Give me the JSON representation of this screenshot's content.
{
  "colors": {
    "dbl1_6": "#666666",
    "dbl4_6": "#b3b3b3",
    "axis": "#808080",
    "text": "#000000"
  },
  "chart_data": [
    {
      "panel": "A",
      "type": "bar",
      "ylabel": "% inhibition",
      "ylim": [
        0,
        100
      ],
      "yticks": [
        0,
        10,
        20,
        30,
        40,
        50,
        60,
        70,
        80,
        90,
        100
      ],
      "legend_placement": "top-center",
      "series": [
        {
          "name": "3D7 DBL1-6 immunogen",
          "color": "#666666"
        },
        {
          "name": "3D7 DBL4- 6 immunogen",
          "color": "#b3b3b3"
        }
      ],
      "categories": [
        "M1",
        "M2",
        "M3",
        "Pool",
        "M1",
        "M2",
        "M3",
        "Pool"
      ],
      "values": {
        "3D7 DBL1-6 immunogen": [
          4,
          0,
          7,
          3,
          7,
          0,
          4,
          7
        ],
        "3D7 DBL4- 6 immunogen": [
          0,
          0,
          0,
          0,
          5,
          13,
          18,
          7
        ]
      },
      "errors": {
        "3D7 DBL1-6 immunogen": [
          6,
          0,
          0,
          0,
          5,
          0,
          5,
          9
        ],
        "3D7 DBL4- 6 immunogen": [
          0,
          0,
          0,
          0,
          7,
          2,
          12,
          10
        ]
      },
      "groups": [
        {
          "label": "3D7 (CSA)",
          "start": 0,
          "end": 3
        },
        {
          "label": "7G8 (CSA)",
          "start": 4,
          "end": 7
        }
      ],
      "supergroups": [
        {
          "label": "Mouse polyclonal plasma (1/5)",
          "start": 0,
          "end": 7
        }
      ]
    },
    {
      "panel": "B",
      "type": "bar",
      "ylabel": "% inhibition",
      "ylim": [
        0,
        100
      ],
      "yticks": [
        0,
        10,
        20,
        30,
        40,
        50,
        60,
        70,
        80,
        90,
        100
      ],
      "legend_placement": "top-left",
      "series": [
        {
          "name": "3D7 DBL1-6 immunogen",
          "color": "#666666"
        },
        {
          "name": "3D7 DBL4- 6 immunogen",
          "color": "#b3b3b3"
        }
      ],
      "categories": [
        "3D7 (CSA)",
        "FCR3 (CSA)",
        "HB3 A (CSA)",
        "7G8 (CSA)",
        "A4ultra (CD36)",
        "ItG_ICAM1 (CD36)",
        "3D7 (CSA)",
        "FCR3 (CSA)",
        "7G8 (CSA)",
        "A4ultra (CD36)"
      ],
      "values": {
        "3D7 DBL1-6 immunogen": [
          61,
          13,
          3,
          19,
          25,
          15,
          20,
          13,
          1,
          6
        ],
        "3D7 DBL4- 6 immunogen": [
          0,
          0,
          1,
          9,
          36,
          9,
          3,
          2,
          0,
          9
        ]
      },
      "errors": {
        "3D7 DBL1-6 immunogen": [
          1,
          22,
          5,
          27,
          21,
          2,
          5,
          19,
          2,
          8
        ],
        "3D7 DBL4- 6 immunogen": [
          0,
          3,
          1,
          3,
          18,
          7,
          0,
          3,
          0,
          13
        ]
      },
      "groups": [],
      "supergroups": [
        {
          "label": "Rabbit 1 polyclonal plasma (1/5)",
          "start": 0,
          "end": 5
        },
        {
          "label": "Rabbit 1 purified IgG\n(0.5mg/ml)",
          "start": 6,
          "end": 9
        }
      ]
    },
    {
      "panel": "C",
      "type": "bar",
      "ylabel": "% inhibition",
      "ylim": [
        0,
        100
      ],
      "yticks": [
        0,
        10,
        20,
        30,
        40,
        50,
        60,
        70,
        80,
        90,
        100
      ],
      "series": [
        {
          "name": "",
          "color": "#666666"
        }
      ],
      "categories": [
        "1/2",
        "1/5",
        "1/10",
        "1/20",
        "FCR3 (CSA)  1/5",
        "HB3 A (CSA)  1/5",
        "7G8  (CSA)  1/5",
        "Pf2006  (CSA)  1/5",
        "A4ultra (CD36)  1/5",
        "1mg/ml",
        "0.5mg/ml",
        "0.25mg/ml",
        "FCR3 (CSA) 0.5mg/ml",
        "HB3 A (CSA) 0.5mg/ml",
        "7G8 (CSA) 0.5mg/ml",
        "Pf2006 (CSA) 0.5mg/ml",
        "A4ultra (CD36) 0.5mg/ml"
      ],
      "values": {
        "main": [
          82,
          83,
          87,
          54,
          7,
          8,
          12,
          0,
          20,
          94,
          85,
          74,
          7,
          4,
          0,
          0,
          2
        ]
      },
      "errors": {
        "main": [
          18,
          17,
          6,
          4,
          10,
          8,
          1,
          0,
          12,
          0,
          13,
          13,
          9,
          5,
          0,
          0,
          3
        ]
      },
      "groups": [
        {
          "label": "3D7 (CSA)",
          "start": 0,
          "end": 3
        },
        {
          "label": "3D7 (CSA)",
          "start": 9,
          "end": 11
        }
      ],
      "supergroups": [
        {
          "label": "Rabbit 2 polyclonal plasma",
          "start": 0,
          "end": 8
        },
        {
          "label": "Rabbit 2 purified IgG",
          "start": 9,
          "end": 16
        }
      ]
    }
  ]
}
--
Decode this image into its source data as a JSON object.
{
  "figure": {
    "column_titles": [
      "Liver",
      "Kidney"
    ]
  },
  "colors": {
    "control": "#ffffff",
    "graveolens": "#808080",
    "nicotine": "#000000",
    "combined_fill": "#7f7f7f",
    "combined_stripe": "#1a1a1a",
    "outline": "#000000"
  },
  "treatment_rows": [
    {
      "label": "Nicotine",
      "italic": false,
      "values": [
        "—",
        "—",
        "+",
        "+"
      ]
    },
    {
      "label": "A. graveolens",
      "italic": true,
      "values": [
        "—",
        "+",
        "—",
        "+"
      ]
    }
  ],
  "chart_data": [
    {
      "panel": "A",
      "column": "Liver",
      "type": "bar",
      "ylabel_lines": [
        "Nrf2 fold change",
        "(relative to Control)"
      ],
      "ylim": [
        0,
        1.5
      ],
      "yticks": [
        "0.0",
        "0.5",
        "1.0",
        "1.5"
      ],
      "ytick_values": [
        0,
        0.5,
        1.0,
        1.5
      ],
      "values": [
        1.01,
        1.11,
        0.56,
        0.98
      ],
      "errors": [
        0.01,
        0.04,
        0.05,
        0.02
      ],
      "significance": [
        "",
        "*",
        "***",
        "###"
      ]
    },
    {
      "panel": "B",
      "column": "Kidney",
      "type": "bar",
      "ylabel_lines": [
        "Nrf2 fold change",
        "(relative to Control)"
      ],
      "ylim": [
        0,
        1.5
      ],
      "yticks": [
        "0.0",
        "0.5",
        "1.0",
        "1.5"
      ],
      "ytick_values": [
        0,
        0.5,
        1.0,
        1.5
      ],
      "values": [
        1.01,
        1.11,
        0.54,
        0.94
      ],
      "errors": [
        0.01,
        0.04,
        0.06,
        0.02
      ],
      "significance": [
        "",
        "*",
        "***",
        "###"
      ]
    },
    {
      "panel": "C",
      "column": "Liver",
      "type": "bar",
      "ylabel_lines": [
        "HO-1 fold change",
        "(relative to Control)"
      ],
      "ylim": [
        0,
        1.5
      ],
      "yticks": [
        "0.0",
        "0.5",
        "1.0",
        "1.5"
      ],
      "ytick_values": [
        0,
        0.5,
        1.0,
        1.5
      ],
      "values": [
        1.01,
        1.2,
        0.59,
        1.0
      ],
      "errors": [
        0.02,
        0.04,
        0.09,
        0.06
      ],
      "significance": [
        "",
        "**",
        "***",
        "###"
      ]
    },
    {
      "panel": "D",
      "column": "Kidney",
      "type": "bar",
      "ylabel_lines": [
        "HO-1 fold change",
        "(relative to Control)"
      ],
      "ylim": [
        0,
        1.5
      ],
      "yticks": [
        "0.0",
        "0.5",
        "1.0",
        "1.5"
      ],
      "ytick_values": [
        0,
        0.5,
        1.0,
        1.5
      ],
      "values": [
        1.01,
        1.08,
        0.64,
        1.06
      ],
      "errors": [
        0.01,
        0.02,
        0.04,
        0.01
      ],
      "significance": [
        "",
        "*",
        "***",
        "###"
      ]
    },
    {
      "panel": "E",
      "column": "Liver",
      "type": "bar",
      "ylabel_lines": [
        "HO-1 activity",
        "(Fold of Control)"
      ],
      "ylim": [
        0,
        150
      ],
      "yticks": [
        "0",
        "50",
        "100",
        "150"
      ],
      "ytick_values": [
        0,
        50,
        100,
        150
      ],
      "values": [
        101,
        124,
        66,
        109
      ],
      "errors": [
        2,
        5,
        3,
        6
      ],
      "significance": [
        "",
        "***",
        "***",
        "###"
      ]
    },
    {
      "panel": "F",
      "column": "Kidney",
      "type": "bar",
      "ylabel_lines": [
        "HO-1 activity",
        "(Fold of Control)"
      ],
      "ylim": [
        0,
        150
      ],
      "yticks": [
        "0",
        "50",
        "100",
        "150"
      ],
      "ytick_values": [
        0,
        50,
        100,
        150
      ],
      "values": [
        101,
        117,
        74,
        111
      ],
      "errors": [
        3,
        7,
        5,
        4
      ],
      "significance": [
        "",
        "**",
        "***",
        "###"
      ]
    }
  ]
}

**WHAT THE EXERCISE ASKS:**
Copy all lines from the material that hold "graveolens".

**OUTPUT FOR THIS TASK:**
    "graveolens": "#808080",
      "label": "A. graveolens",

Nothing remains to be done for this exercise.